Moreover, many cross-sectional or cohort studies have also proved the association between COPD and low BMI. For instance, as manifested by the PLATINO study in Latin America, COPD patients were composed of higher proportions of underweight (< 20 kg/m2) and normal weight (20-24.9 kg/m2) subjects but lower proportions of overweight and obese (≥ 25 kg/m2) subjects by contrast to subjects without COPD (18). In addition, it that low BMI was reported to serve as an independent risk factor for the death of COPD patients (21), and it exhibits the strongest correlation in patients having serious COPD. Patients presenting a higher BODE (BMI [B], airflow obstruction [O], dyspnea [D] and exercise capacity [E]) score suffer a raised death risk. For every 1-point increase in BODE score, the hazard ratios of all-cause death and respiratory death are 1.34 [95 % confidence interval (95 % CI): 1.26-1.42, p < 0.05] and 1.62 (95 % CI: 1.48-1.77, p < 0.05), respectively (22).
Malnutrition in COPD patients, reflected in an BMI indicating underweight, has a relationship with the imbalance between energy intake and energy consumption. Food intake is reduced in COPD patients since they have such symptoms as dyspnea, early satiety, fatigue, and loss of appetite after meals (23). Besides, energy consumption increases because of enhanced work of breathing, systemic inflammation, as well as thermogenic action of bronchodilators. Additionally, the weight loss of COPD patients is also possibly attributed to the role of corticosteroids in negatively affecting skeletal muscle function. From the microscopic perspective, the increased COPD severity has a relation to muscle fiber atrophy, muscle fiber change and mitochondrial function loss (24). Based on the aforementioned results, COPD damages the cellular metabolic function, thereby inducing weight loss that leads to a low BMI. The low BMI has a correlation with the mortality rate of COPD patients.
The progression of COPD is closely linked to a decrease in BMI, particularly in advanced stages of the disease. As COPD severity increases, patients often experience a negative energy balance due to elevated resting energy expenditure and reduced caloric intake. This imbalance is driven by the increased work of breathing, systemic inflammation, and altered nutrient metabolism. Additionally, chronic inflammation and elevated levels of pro-inflammatory cytokines, such as TFN-α and IL-6, contribute to skeletal muscle wasting and reduced appetite, exacerbating weight loss and decreasing BMI (25). The loss of muscle mass is a critical factor in the decline of BMI in COPD patients, as muscle atrophy is a direct consequence of oxidative stress, hypoxia, and impaired protein metabolism (26). Addressing these metabolic alterations through nutritional interventions and personalized treatment strategies is crucial for improving the management of COPD and mitigating the risk of severe weight loss in affected individuals (27).
The present study has some limitations. For example, the sample size was small, so the effect of a moderate sample size should be taken into account when interpreting results. Furthermore, BMI may fail to function as an ideal tool for body weight measurement of all COPD subjects given that some COPD patients may suffer from edema due to pulmonary arterial hypertension, so the results of these patients should be discreetly interpreted.
In conclusion, in COPD patients, the disease grade is negatively correlated with BMI plus oxygen saturation, i.e., the BMI and oxygen saturation decline with the increase in COPD grade. This finding may be conducive to the prediction of the severity of the illness in such patients, rendering some reference for clinic practice.

▸ Brief 1
Answer these questions from the passage:
(a) In which region was the PLATINO study carried out?
(b) What is the hazard ratio of respiratory death for every 1-point increase in BODE score?
(c) What condition is named as a cause of edema in some COPD patients?
▸ Brief 2
Using the passage, explain why BMI may not be an ideal measure of body weight for every COPD subject.
▸ Brief 3
Rewrite everything in the passage from "The present study" down to "for clinic practice.", replacing "oxygen saturation" with "blood oxygen level" throughout.
The rows are separate material with no connection to the passage.

▸ Dataset entries
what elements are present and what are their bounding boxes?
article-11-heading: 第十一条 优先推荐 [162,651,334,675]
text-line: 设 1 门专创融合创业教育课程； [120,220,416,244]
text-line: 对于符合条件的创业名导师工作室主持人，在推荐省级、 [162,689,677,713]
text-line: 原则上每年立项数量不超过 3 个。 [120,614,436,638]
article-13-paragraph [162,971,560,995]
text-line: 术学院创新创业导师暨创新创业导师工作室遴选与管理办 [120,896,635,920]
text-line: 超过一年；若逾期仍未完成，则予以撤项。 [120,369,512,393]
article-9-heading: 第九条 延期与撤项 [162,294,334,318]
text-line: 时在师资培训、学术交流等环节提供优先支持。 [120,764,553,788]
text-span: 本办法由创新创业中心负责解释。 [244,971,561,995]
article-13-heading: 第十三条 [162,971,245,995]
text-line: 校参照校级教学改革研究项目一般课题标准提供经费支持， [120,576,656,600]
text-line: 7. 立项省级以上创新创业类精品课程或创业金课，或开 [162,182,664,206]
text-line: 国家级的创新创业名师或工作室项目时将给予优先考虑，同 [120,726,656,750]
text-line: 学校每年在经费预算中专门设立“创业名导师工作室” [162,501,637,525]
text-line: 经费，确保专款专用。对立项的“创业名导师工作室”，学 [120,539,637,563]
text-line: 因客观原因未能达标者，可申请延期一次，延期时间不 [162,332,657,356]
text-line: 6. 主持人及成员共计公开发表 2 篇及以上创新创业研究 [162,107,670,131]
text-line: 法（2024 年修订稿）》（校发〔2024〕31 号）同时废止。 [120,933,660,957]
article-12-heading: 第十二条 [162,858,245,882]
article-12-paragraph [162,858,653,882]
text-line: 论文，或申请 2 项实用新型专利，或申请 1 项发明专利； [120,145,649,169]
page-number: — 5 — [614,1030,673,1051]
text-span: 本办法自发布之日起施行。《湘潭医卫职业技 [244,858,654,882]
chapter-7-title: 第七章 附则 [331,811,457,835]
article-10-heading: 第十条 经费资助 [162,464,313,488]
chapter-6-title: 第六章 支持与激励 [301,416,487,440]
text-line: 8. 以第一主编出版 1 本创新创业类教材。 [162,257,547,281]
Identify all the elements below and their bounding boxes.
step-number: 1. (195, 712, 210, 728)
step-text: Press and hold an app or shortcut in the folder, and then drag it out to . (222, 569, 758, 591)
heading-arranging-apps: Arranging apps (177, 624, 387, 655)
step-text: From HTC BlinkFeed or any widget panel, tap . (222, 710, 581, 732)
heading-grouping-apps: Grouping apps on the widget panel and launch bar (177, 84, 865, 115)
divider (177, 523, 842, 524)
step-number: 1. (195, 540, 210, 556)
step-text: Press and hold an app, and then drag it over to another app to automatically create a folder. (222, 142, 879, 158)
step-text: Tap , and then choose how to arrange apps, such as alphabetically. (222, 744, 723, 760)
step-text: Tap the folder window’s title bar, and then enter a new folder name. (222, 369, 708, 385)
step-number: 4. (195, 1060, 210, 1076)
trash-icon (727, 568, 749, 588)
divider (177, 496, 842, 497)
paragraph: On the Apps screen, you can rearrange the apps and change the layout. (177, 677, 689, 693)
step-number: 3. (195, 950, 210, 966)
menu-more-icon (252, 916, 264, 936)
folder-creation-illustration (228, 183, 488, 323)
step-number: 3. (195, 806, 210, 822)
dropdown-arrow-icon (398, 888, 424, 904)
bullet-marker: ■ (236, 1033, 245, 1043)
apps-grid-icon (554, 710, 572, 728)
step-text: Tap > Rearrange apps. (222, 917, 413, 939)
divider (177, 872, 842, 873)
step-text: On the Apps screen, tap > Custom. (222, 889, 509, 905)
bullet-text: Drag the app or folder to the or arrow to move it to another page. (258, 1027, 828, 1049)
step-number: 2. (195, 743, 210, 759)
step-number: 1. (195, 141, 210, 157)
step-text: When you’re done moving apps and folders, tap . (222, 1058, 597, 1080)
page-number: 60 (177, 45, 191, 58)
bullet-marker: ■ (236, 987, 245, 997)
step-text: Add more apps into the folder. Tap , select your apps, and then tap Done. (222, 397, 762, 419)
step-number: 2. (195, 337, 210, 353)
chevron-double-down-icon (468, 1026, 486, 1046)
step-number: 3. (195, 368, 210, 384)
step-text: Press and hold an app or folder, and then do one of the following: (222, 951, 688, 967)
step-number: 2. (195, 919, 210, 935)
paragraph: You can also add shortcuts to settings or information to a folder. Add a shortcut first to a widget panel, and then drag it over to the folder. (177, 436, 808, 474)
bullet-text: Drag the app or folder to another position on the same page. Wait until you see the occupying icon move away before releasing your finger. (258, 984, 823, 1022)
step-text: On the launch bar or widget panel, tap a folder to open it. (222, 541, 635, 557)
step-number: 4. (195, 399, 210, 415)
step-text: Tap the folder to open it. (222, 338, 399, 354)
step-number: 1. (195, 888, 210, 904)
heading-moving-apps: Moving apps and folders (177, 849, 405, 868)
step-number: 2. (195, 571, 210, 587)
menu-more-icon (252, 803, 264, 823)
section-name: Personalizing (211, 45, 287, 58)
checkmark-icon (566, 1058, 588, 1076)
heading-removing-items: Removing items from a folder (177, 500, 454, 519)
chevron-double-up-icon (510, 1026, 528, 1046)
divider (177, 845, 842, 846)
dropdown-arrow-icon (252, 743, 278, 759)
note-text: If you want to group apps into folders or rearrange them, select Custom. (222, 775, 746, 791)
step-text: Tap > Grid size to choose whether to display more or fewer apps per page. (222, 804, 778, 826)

▸ Output 1
(a) Latin America.
(b) 1.62 (95% CI: 1.48-1.77).
(c) Pulmonary arterial hypertension.

▸ Output 2
Some COPD patients may have edema due to pulmonary arterial hypertension. This makes BMI a less reliable measure of their body weight, so their results should be interpreted with caution.

▸ Output 3
The present study has some limitations. For example, the sample size was small, so the effect of a moderate sample size should be taken into account when interpreting results. Furthermore, BMI may fail to function as an ideal tool for body weight measurement of all COPD subjects given that some COPD patients may suffer from edema due to pulmonary arterial hypertension, so the results of these patients should be discreetly interpreted.
In conclusion, in COPD patients, the disease grade is negatively correlated with BMI plus blood oxygen level, i.e., the BMI and blood oxygen level decline with the increase in COPD grade. This finding may be conducive to the prediction of the severity of the illness in such patients, rendering some reference for clinic practice.